··· RECORDS FOR PROCESSING
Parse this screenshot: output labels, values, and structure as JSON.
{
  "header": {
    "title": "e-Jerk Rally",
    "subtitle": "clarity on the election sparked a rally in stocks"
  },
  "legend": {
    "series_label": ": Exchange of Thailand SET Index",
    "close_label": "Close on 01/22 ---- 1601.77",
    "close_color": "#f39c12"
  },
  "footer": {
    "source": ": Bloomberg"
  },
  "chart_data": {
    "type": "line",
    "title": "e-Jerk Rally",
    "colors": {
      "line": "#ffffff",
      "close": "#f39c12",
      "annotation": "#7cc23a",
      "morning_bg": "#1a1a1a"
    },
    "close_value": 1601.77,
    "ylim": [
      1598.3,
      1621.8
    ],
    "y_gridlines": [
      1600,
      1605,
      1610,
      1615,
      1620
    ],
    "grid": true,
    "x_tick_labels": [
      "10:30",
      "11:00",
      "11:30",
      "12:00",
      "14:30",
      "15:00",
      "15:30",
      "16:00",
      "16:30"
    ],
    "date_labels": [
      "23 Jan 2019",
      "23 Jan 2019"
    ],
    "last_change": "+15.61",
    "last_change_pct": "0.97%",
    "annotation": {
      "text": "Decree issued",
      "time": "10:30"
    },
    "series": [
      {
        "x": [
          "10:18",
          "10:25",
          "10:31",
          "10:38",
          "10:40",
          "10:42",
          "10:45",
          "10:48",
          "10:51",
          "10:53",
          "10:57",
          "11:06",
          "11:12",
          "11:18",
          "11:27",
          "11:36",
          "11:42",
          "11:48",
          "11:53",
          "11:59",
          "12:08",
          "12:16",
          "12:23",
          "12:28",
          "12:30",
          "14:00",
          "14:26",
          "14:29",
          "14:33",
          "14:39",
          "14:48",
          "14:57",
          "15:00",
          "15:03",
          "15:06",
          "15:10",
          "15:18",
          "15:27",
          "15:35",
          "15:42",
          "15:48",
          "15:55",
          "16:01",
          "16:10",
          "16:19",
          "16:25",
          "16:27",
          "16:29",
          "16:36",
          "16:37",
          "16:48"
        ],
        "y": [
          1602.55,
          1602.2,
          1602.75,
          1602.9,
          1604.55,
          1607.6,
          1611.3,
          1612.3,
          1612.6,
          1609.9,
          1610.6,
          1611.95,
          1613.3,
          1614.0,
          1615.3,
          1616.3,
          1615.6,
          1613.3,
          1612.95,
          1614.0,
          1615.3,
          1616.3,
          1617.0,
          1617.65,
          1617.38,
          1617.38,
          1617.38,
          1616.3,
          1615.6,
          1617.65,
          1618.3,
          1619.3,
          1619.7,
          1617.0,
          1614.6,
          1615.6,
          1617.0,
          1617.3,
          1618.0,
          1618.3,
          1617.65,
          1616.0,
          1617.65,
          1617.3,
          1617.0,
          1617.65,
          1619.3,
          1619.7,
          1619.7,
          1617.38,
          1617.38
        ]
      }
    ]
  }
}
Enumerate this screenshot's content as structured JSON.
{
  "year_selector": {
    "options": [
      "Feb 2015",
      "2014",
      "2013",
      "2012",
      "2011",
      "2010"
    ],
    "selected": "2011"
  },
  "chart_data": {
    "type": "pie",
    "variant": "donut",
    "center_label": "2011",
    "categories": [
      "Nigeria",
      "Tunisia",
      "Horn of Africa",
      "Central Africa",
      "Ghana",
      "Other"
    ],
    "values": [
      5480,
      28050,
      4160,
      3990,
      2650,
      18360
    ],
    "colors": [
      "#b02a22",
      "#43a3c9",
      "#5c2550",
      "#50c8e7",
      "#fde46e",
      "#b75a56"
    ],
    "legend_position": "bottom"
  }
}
······
··· RECORDS FOR PROCESSING
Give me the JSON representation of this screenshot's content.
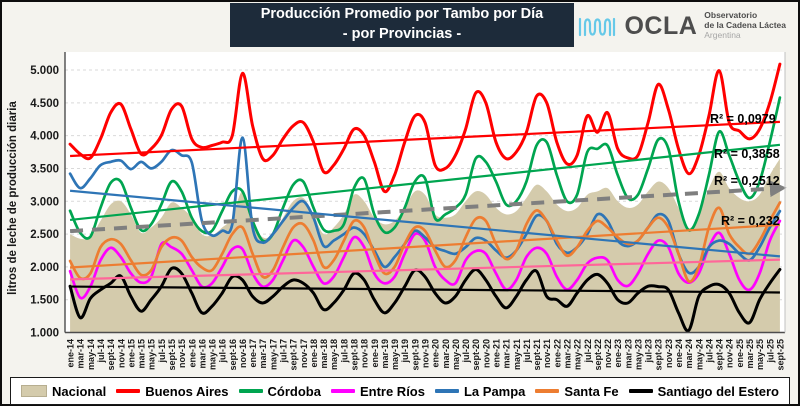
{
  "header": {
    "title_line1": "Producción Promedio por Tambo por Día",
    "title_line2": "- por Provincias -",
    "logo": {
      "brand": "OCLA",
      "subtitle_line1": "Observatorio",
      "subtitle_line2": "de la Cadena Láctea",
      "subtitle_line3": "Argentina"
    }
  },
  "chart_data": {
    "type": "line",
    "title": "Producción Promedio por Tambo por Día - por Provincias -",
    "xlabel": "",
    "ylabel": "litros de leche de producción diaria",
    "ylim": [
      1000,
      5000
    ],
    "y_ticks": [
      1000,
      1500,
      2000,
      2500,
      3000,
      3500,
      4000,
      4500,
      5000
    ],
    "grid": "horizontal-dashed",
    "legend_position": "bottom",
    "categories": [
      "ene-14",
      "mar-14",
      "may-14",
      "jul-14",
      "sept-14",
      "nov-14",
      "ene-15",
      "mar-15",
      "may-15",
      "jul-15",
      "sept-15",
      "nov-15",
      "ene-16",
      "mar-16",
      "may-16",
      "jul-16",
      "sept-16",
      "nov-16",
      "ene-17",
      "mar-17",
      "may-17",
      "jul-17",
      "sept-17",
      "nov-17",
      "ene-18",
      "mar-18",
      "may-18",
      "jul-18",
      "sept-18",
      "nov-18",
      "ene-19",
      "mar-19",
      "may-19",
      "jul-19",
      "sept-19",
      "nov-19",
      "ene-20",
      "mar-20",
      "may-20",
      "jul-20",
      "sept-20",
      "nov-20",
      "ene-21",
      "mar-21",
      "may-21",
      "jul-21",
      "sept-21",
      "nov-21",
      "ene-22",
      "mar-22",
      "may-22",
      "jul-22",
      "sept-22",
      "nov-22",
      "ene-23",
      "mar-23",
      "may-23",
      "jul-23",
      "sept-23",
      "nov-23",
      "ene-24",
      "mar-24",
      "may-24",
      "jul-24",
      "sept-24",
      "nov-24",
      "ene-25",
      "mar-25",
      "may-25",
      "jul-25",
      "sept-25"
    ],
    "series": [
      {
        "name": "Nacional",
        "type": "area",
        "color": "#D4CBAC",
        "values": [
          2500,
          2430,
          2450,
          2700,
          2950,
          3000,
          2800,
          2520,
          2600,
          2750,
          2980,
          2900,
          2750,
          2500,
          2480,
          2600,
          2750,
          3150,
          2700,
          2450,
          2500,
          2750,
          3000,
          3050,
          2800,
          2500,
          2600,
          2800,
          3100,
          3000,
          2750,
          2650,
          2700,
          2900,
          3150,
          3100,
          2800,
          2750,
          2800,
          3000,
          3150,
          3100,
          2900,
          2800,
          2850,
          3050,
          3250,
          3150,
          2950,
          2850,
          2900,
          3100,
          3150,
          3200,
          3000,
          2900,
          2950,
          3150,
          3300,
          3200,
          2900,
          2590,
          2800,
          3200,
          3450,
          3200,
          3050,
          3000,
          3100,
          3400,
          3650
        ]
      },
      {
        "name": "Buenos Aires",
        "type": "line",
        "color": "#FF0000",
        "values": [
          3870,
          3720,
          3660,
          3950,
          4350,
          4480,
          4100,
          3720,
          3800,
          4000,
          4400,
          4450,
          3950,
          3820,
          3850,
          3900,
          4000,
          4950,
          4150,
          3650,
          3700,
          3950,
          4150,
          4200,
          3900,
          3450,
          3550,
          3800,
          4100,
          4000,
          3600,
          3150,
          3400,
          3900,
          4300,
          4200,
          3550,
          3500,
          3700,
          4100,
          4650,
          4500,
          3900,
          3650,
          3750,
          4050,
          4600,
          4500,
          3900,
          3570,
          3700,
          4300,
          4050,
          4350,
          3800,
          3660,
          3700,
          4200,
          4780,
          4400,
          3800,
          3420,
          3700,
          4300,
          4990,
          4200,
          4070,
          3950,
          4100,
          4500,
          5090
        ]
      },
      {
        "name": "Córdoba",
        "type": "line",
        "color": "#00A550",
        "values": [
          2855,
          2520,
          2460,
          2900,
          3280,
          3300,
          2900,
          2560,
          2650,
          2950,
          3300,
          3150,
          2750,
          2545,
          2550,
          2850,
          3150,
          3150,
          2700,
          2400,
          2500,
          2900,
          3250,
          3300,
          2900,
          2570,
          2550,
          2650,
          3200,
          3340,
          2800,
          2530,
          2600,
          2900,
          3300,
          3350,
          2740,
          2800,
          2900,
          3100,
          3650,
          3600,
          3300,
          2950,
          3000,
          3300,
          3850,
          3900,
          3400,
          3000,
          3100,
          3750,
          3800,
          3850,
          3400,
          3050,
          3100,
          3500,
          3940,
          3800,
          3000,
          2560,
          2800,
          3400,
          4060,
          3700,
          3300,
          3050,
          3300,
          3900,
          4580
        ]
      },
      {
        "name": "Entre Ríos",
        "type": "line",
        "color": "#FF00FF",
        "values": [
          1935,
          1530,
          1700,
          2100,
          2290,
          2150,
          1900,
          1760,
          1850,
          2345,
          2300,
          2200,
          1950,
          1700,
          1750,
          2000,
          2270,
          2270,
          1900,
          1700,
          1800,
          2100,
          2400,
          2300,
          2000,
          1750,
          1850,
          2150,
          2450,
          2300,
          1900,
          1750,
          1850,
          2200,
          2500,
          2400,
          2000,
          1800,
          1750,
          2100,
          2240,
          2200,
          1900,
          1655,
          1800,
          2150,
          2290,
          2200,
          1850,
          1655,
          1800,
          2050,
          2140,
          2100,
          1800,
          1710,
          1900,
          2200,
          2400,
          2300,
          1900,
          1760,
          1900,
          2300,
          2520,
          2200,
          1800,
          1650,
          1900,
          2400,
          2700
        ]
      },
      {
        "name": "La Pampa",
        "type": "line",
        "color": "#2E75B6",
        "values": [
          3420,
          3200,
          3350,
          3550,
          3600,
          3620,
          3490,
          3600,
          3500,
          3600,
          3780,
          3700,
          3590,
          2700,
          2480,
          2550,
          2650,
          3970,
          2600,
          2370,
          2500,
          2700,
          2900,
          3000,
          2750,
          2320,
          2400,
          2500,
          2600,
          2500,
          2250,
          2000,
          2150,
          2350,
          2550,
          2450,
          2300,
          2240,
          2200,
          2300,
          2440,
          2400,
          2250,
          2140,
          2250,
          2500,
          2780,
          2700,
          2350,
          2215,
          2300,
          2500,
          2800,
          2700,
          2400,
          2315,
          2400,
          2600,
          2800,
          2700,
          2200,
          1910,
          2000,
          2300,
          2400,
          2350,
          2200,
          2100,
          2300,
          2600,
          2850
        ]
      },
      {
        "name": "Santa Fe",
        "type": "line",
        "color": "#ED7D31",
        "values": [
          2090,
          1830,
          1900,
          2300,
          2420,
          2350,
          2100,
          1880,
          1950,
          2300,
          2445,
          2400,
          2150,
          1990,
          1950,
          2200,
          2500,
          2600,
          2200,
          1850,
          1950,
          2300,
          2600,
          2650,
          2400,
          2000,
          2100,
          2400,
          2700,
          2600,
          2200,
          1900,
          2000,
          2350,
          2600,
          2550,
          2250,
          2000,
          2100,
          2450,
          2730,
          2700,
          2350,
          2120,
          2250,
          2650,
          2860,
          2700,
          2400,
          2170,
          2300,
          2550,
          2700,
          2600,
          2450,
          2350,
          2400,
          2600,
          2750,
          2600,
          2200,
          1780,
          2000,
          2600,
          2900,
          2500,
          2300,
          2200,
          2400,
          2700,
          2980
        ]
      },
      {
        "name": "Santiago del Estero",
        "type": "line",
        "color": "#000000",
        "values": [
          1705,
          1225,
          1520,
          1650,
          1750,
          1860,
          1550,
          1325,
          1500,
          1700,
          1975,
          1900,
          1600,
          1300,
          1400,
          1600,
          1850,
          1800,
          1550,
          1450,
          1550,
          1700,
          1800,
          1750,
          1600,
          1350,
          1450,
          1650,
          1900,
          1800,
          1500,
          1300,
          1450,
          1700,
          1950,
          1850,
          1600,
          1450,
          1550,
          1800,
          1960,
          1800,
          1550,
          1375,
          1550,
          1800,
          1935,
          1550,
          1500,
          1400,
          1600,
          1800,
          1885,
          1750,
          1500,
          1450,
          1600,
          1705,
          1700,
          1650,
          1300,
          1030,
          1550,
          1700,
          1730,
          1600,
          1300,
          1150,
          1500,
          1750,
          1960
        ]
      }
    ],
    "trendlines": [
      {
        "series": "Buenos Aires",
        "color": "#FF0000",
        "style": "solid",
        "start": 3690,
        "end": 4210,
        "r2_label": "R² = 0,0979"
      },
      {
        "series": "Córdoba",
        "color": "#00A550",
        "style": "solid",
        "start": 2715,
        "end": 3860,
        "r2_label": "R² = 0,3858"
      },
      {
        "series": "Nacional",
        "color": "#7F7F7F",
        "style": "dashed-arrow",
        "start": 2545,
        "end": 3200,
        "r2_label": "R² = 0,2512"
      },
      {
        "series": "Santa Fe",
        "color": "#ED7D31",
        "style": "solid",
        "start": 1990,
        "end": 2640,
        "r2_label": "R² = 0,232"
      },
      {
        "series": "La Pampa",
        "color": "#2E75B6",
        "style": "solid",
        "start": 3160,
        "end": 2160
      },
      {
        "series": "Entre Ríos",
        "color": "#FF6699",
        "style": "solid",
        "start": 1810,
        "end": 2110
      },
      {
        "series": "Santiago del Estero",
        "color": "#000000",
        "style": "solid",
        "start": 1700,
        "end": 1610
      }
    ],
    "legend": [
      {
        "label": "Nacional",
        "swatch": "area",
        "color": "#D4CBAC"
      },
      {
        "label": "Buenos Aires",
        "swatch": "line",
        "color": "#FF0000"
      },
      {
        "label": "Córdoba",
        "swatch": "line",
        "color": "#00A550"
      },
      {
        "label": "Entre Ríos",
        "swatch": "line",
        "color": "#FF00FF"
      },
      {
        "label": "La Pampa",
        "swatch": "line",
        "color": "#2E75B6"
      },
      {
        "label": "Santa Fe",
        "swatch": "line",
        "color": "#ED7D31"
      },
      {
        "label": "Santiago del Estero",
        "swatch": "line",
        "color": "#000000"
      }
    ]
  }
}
······
··· RECORDS FOR PROCESSING
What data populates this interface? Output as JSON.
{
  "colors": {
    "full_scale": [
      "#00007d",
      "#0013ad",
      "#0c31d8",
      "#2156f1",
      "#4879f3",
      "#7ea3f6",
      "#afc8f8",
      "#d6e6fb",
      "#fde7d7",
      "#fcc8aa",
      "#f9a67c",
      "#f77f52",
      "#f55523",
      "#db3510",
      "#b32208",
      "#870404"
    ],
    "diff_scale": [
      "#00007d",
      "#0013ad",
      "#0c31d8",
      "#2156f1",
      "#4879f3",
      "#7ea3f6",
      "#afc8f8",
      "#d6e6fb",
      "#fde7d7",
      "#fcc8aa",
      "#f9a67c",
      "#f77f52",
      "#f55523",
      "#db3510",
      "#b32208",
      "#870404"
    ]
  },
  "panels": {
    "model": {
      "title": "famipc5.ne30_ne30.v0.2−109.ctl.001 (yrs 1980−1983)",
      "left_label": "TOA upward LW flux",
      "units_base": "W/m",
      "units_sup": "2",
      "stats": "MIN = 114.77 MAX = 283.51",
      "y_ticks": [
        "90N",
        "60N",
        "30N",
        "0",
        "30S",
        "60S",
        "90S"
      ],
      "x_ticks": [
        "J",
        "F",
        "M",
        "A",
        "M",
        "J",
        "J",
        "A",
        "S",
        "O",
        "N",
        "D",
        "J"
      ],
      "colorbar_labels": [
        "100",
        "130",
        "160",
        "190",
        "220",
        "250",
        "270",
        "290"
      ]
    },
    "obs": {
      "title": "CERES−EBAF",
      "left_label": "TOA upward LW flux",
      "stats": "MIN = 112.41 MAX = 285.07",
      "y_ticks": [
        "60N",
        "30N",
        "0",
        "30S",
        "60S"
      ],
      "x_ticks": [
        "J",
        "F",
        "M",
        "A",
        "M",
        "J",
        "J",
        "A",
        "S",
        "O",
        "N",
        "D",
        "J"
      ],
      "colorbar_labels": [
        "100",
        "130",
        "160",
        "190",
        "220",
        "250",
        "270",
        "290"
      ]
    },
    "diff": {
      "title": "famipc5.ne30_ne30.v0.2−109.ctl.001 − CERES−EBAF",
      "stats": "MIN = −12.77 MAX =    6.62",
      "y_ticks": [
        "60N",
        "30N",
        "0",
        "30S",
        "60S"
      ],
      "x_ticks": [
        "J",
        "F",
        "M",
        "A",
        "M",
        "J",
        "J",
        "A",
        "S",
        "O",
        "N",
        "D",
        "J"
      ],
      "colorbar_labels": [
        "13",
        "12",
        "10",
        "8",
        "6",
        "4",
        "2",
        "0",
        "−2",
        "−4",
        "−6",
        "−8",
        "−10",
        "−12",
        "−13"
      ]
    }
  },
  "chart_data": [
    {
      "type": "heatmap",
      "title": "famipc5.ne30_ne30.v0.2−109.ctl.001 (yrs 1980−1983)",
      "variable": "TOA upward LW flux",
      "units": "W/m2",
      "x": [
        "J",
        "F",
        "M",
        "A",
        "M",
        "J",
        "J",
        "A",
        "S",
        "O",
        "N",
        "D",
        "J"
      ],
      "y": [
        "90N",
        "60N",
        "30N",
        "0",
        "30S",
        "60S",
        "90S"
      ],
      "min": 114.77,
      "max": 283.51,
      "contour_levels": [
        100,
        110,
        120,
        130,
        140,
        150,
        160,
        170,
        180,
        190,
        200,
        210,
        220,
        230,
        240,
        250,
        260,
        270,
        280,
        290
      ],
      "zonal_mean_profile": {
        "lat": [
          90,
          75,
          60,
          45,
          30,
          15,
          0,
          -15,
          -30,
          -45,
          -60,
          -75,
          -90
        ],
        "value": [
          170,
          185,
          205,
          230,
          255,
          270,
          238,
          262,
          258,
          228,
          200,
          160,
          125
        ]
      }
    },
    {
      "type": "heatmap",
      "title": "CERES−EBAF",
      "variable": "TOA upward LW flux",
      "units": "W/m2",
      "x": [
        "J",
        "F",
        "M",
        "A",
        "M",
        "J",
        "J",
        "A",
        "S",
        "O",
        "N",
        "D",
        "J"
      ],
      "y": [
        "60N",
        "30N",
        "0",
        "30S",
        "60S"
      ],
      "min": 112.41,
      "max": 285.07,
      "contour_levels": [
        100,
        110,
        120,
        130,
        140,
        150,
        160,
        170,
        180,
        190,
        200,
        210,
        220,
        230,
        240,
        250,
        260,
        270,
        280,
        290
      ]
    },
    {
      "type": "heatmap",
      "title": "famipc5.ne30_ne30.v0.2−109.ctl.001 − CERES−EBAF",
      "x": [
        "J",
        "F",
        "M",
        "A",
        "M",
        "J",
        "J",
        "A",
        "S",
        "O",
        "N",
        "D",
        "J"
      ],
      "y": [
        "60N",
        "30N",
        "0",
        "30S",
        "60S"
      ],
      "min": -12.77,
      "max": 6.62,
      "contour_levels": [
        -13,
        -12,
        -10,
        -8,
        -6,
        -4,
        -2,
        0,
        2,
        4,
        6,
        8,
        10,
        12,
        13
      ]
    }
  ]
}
······
WHAT IS BEING ASKED — Using the material above, copy every line in which the string "Pampa" occurs.

WRITTEN RESPONSE —
        "name": "La Pampa",
        "series": "La Pampa",
        "label": "La Pampa",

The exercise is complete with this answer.